WRITTEN REQUEST:
Restate the records below word for word.

PROVIDED DATA:

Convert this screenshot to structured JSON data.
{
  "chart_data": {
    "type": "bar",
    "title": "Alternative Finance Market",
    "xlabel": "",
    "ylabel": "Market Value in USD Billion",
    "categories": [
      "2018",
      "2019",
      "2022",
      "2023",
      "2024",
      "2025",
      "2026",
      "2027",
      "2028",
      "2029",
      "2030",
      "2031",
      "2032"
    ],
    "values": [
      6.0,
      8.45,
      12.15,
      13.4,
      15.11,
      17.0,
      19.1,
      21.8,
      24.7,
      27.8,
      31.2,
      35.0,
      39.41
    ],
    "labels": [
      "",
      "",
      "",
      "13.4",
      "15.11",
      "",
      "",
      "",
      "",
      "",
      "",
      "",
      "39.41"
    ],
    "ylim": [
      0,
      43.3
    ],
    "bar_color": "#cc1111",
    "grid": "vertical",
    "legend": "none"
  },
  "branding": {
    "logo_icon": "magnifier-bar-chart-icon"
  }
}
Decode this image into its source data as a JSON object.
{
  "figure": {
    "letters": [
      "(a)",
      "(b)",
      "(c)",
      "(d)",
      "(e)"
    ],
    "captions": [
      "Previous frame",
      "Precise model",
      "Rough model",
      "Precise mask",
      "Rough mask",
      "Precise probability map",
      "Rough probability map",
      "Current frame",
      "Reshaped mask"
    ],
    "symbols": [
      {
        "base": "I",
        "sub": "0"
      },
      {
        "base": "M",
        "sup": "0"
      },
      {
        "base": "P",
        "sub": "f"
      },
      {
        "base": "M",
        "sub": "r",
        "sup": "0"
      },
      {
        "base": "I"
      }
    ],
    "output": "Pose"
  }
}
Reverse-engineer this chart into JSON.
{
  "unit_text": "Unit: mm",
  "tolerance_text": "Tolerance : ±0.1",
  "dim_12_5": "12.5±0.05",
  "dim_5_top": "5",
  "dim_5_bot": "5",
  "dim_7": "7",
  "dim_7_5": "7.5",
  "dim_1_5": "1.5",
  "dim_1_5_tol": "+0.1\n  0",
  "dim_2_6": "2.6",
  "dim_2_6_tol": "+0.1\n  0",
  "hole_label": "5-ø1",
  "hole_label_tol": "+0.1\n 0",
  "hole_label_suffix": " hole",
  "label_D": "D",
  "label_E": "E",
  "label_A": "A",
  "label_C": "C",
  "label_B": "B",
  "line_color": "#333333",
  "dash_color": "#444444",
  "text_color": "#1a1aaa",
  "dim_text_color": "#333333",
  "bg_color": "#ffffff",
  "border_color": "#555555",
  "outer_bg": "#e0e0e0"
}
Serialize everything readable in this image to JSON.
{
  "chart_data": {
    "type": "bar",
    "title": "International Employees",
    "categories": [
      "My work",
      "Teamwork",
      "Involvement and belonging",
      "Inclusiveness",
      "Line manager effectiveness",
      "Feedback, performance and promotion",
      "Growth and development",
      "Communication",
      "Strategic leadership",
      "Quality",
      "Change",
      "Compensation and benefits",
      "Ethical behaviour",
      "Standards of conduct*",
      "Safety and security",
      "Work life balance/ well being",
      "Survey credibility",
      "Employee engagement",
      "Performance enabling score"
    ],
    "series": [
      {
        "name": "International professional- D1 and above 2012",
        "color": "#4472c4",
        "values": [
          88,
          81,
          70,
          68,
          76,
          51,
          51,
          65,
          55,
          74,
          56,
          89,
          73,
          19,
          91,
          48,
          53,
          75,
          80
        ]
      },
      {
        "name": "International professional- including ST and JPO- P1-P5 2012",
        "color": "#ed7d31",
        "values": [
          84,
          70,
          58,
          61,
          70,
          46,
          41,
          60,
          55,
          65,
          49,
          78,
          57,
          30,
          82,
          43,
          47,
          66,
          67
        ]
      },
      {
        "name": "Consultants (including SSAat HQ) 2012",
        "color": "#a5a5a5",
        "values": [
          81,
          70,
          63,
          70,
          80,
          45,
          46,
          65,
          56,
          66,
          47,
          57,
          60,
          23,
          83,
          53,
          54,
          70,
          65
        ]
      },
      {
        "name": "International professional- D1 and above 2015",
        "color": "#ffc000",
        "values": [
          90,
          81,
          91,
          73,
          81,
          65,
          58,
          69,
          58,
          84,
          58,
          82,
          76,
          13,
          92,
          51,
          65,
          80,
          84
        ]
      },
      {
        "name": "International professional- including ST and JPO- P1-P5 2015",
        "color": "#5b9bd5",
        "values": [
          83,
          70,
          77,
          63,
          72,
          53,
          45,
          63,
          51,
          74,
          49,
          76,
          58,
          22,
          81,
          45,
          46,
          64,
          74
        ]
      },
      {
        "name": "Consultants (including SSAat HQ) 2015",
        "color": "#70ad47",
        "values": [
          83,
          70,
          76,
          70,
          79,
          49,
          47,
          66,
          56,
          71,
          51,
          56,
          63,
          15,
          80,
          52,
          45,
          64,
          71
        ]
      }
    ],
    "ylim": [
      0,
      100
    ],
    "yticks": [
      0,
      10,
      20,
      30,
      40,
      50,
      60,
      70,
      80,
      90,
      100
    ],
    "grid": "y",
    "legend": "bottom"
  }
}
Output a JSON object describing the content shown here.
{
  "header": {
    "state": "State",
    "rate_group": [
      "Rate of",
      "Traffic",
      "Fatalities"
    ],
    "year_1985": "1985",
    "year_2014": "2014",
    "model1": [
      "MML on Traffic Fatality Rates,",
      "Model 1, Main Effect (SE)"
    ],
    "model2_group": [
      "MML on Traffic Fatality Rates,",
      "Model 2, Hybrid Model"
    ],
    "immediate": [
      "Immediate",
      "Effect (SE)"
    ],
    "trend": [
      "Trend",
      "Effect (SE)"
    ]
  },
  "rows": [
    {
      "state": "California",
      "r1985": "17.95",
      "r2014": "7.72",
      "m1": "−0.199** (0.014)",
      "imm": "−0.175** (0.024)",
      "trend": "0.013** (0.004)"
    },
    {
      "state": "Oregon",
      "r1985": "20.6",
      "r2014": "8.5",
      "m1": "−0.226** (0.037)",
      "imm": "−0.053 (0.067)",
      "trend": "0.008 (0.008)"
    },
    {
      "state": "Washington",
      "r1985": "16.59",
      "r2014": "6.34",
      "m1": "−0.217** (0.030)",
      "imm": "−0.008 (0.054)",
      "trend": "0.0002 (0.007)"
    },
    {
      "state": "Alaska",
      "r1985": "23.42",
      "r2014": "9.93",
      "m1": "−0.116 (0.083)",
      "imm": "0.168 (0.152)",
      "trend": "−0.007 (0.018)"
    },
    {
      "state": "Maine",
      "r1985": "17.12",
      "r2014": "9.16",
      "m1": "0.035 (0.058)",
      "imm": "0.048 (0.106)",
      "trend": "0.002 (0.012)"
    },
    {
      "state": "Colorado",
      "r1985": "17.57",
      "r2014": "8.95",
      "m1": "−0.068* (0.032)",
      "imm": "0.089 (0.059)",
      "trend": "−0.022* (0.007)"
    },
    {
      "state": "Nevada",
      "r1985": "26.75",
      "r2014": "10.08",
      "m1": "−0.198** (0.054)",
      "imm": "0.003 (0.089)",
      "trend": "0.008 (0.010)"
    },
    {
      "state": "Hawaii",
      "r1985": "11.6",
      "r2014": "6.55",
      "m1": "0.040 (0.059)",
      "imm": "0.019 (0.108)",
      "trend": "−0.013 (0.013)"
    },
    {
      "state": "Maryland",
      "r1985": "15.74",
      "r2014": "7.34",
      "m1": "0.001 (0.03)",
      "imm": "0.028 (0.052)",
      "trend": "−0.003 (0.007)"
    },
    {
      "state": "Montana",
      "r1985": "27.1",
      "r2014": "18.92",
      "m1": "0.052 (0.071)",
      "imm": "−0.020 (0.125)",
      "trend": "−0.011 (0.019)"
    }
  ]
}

WRITTEN RESPONSE:
Convert this screenshot to structured JSON data.
{
  "chart_data": {
    "type": "bar",
    "title": "Alternative Finance Market",
    "xlabel": "",
    "ylabel": "Market Value in USD Billion",
    "categories": [
      "2018",
      "2019",
      "2022",
      "2023",
      "2024",
      "2025",
      "2026",
      "2027",
      "2028",
      "2029",
      "2030",
      "2031",
      "2032"
    ],
    "values": [
      6.0,
      8.45,
      12.15,
      13.4,
      15.11,
      17.0,
      19.1,
      21.8,
      24.7,
      27.8,
      31.2,
      35.0,
      39.41
    ],
    "labels": [
      "",
      "",
      "",
      "13.4",
      "15.11",
      "",
      "",
      "",
      "",
      "",
      "",
      "",
      "39.41"
    ],
    "ylim": [
      0,
      43.3
    ],
    "bar_color": "#cc1111",
    "grid": "vertical",
    "legend": "none"
  },
  "branding": {
    "logo_icon": "magnifier-bar-chart-icon"
  }
}
Decode this image into its source data as a JSON object.
{
  "figure": {
    "letters": [
      "(a)",
      "(b)",
      "(c)",
      "(d)",
      "(e)"
    ],
    "captions": [
      "Previous frame",
      "Precise model",
      "Rough model",
      "Precise mask",
      "Rough mask",
      "Precise probability map",
      "Rough probability map",
      "Current frame",
      "Reshaped mask"
    ],
    "symbols": [
      {
        "base": "I",
        "sub": "0"
      },
      {
        "base": "M",
        "sup": "0"
      },
      {
        "base": "P",
        "sub": "f"
      },
      {
        "base": "M",
        "sub": "r",
        "sup": "0"
      },
      {
        "base": "I"
      }
    ],
    "output": "Pose"
  }
}
Reverse-engineer this chart into JSON.
{
  "unit_text": "Unit: mm",
  "tolerance_text": "Tolerance : ±0.1",
  "dim_12_5": "12.5±0.05",
  "dim_5_top": "5",
  "dim_5_bot": "5",
  "dim_7": "7",
  "dim_7_5": "7.5",
  "dim_1_5": "1.5",
  "dim_1_5_tol": "+0.1\n  0",
  "dim_2_6": "2.6",
  "dim_2_6_tol": "+0.1\n  0",
  "hole_label": "5-ø1",
  "hole_label_tol": "+0.1\n 0",
  "hole_label_suffix": " hole",
  "label_D": "D",
  "label_E": "E",
  "label_A": "A",
  "label_C": "C",
  "label_B": "B",
  "line_color": "#333333",
  "dash_color": "#444444",
  "text_color": "#1a1aaa",
  "dim_text_color": "#333333",
  "bg_color": "#ffffff",
  "border_color": "#555555",
  "outer_bg": "#e0e0e0"
}
Serialize everything readable in this image to JSON.
{
  "chart_data": {
    "type": "bar",
    "title": "International Employees",
    "categories": [
      "My work",
      "Teamwork",
      "Involvement and belonging",
      "Inclusiveness",
      "Line manager effectiveness",
      "Feedback, performance and promotion",
      "Growth and development",
      "Communication",
      "Strategic leadership",
      "Quality",
      "Change",
      "Compensation and benefits",
      "Ethical behaviour",
      "Standards of conduct*",
      "Safety and security",
      "Work life balance/ well being",
      "Survey credibility",
      "Employee engagement",
      "Performance enabling score"
    ],
    "series": [
      {
        "name": "International professional- D1 and above 2012",
        "color": "#4472c4",
        "values": [
          88,
          81,
          70,
          68,
          76,
          51,
          51,
          65,
          55,
          74,
          56,
          89,
          73,
          19,
          91,
          48,
          53,
          75,
          80
        ]
      },
      {
        "name": "International professional- including ST and JPO- P1-P5 2012",
        "color": "#ed7d31",
        "values": [
          84,
          70,
          58,
          61,
          70,
          46,
          41,
          60,
          55,
          65,
          49,
          78,
          57,
          30,
          82,
          43,
          47,
          66,
          67
        ]
      },
      {
        "name": "Consultants (including SSAat HQ) 2012",
        "color": "#a5a5a5",
        "values": [
          81,
          70,
          63,
          70,
          80,
          45,
          46,
          65,
          56,
          66,
          47,
          57,
          60,
          23,
          83,
          53,
          54,
          70,
          65
        ]
      },
      {
        "name": "International professional- D1 and above 2015",
        "color": "#ffc000",
        "values": [
          90,
          81,
          91,
          73,
          81,
          65,
          58,
          69,
          58,
          84,
          58,
          82,
          76,
          13,
          92,
          51,
          65,
          80,
          84
        ]
      },
      {
        "name": "International professional- including ST and JPO- P1-P5 2015",
        "color": "#5b9bd5",
        "values": [
          83,
          70,
          77,
          63,
          72,
          53,
          45,
          63,
          51,
          74,
          49,
          76,
          58,
          22,
          81,
          45,
          46,
          64,
          74
        ]
      },
      {
        "name": "Consultants (including SSAat HQ) 2015",
        "color": "#70ad47",
        "values": [
          83,
          70,
          76,
          70,
          79,
          49,
          47,
          66,
          56,
          71,
          51,
          56,
          63,
          15,
          80,
          52,
          45,
          64,
          71
        ]
      }
    ],
    "ylim": [
      0,
      100
    ],
    "yticks": [
      0,
      10,
      20,
      30,
      40,
      50,
      60,
      70,
      80,
      90,
      100
    ],
    "grid": "y",
    "legend": "bottom"
  }
}
Output a JSON object describing the content shown here.
{
  "header": {
    "state": "State",
    "rate_group": [
      "Rate of",
      "Traffic",
      "Fatalities"
    ],
    "year_1985": "1985",
    "year_2014": "2014",
    "model1": [
      "MML on Traffic Fatality Rates,",
      "Model 1, Main Effect (SE)"
    ],
    "model2_group": [
      "MML on Traffic Fatality Rates,",
      "Model 2, Hybrid Model"
    ],
    "immediate": [
      "Immediate",
      "Effect (SE)"
    ],
    "trend": [
      "Trend",
      "Effect (SE)"
    ]
  },
  "rows": [
    {
      "state": "California",
      "r1985": "17.95",
      "r2014": "7.72",
      "m1": "−0.199** (0.014)",
      "imm": "−0.175** (0.024)",
      "trend": "0.013** (0.004)"
    },
    {
      "state": "Oregon",
      "r1985": "20.6",
      "r2014": "8.5",
      "m1": "−0.226** (0.037)",
      "imm": "−0.053 (0.067)",
      "trend": "0.008 (0.008)"
    },
    {
      "state": "Washington",
      "r1985": "16.59",
      "r2014": "6.34",
      "m1": "−0.217** (0.030)",
      "imm": "−0.008 (0.054)",
      "trend": "0.0002 (0.007)"
    },
    {
      "state": "Alaska",
      "r1985": "23.42",
      "r2014": "9.93",
      "m1": "−0.116 (0.083)",
      "imm": "0.168 (0.152)",
      "trend": "−0.007 (0.018)"
    },
    {
      "state": "Maine",
      "r1985": "17.12",
      "r2014": "9.16",
      "m1": "0.035 (0.058)",
      "imm": "0.048 (0.106)",
      "trend": "0.002 (0.012)"
    },
    {
      "state": "Colorado",
      "r1985": "17.57",
      "r2014": "8.95",
      "m1": "−0.068* (0.032)",
      "imm": "0.089 (0.059)",
      "trend": "−0.022* (0.007)"
    },
    {
      "state": "Nevada",
      "r1985": "26.75",
      "r2014": "10.08",
      "m1": "−0.198** (0.054)",
      "imm": "0.003 (0.089)",
      "trend": "0.008 (0.010)"
    },
    {
      "state": "Hawaii",
      "r1985": "11.6",
      "r2014": "6.55",
      "m1": "0.040 (0.059)",
      "imm": "0.019 (0.108)",
      "trend": "−0.013 (0.013)"
    },
    {
      "state": "Maryland",
      "r1985": "15.74",
      "r2014": "7.34",
      "m1": "0.001 (0.03)",
      "imm": "0.028 (0.052)",
      "trend": "−0.003 (0.007)"
    },
    {
      "state": "Montana",
      "r1985": "27.1",
      "r2014": "18.92",
      "m1": "0.052 (0.071)",
      "imm": "−0.020 (0.125)",
      "trend": "−0.011 (0.019)"
    }
  ]
}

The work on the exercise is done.